- Problems and tasks
#1 Reproduce word for word the part of the fellowship posting from "This position would" up to and including "Director, Education Program.".
#2 In the fellowship posting, to whom does the Fellow report?

This position would allow the Fellow to develop a set of skills – including collaboration, project management, research, analysis, grantmaking, budgeting, agenda-setting and communication – that would position them well for a variety of mid-level leadership positions. Among them: government, advocacy/policy non-profits, direct service or philanthropy positions. Fellows also have instant exposure to the state and city’s top thought leaders, influencers and decision-makers, as well as families and community-based organizations directly impacted by early education policies and practices. This is a full-time, year-long position that reports to the Director, Education Program.
Responsibilities
- Assist with agenda creation for weekly Education Team meetings and budget updates
- Learn our grants management database, Blackbaud Grantmaking, and assist on the process of grantmaking, due diligence, and board meeting preparation
- Assist with Kindergarten Individual Development Survey (KIDS) implementation strategy, as needed – including KIDS conferences, planning meetings with external partners and ISBE partners, data release and communications collateral
- Attend designated policy meetings and compile reports for the team
- Serve as a project manager for special projects which may include planning and coordinating presentations, developing visuals, disseminating information, and organizing and co-hosting events
Ongoing Projects
- Develop a tool to centralize compelling data, articles and other resources to build public awareness and generate stronger support for identified early childhood goals, organized around key issue areas within early childhood
- Refine and update data repository and generate visuals that contribute to the larger statewide public will-building campaign
- Explore development, research and implementation with Director of a podcasting series on early childhood
- Participate in internal Lunch and Learns and professional development opportunities
- Attend KIDS and Grantmakers for Education (GFE) conferences/convenings
Qualifications
- Master’s degree preferred with five to eight years of work experience
- Demonstrated interest in early childhood education, public policy, advocacy, and engaged philanthropy
- Strong ability to research, analyze, and synthesize data
- Excellent writing and presentation skills, particularly in communication with diverse constituencies in a variety of settings; specifically, strong, clear, and concise writing
- Excellent organizational and project management skills with impeccable attention to detail, follow‐up, time management, and resourcefulness to research and problem solve
- Collaborative style and willingness to work as a team to successfully implement program strategy goals
- High level of interpersonal skills and discretion to handle confidential situations, as well as tact and diplomacy in establishing and maintaining strong relationships within the program, across the foundation, and externally
- Humility and willingness to learn from mistakes
- Adaptability, flexibility and productivity – able to pivot and work under deadline pressure
- Demonstrated passion for the Foundation’s values with commitment to deliver results measured against the Foundation’s mission
- Proficient in MS Office Suite, graphic design skills preferred
- All offers are contingent upon successful completion of a criminal background check and drug screening
- Cover Letter: In addition to highlighting the skills and experiences that make you a fit for the fellowship, please also share your understanding of the early childhood field.

- Data for analysis
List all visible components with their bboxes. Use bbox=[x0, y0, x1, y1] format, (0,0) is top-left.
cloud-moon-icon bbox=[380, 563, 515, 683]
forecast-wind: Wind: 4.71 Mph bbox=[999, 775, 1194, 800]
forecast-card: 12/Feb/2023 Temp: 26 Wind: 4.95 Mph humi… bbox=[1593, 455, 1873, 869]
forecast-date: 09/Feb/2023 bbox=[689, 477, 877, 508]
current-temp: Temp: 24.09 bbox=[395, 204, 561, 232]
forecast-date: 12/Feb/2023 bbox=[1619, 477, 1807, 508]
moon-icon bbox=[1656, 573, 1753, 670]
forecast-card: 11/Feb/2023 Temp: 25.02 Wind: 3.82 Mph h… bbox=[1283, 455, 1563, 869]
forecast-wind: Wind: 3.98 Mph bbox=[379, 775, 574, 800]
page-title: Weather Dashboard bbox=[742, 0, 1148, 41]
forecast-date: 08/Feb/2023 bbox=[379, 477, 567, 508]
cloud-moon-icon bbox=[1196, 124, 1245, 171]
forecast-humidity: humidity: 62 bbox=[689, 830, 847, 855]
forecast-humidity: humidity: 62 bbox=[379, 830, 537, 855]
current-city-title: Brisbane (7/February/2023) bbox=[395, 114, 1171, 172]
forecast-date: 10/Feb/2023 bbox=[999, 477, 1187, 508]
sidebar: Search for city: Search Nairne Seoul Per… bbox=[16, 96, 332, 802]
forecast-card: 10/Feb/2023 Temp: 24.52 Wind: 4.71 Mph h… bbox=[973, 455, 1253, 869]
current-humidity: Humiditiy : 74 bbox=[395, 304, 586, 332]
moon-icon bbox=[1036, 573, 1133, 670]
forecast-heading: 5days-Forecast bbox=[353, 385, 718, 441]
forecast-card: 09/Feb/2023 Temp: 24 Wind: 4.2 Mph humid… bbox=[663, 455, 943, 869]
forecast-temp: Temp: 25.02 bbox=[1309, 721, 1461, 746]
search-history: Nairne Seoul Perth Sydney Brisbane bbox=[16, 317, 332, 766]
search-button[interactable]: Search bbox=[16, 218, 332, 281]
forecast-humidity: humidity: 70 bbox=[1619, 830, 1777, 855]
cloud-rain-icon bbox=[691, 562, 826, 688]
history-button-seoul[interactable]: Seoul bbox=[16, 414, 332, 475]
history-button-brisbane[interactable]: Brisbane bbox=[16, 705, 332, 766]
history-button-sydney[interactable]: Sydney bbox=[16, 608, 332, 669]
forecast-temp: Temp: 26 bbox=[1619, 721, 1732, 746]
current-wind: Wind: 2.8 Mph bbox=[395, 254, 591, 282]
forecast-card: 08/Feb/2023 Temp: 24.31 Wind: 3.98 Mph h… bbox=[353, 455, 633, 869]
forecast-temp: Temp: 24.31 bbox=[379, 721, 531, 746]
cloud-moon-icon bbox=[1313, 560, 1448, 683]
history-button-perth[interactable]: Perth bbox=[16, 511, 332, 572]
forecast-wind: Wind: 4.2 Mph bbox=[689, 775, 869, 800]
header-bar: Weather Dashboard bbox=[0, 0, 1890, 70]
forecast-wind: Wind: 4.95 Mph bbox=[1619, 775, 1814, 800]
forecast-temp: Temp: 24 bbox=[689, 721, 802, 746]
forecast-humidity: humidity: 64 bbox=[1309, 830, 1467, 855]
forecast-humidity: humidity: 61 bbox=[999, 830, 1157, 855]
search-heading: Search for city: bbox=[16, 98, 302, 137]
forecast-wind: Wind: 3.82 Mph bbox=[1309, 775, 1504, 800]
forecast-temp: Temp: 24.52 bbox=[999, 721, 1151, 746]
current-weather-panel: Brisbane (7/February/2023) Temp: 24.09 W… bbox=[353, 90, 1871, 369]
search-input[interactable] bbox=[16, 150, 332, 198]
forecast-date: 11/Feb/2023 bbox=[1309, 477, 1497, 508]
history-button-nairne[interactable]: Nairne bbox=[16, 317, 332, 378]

- Solved problems
#1
This position would allow the Fellow to develop a set of skills – including collaboration, project management, research, analysis, grantmaking, budgeting, agenda-setting and communication – that would position them well for a variety of mid-level leadership positions. Among them: government, advocacy/policy non-profits, direct service or philanthropy positions. Fellows also have instant exposure to the state and city’s top thought leaders, influencers and decision-makers, as well as families and community-based organizations directly impacted by early education policies and practices. This is a full-time, year-long position that reports to the Director, Education Program.

#2 The Director, Education Program.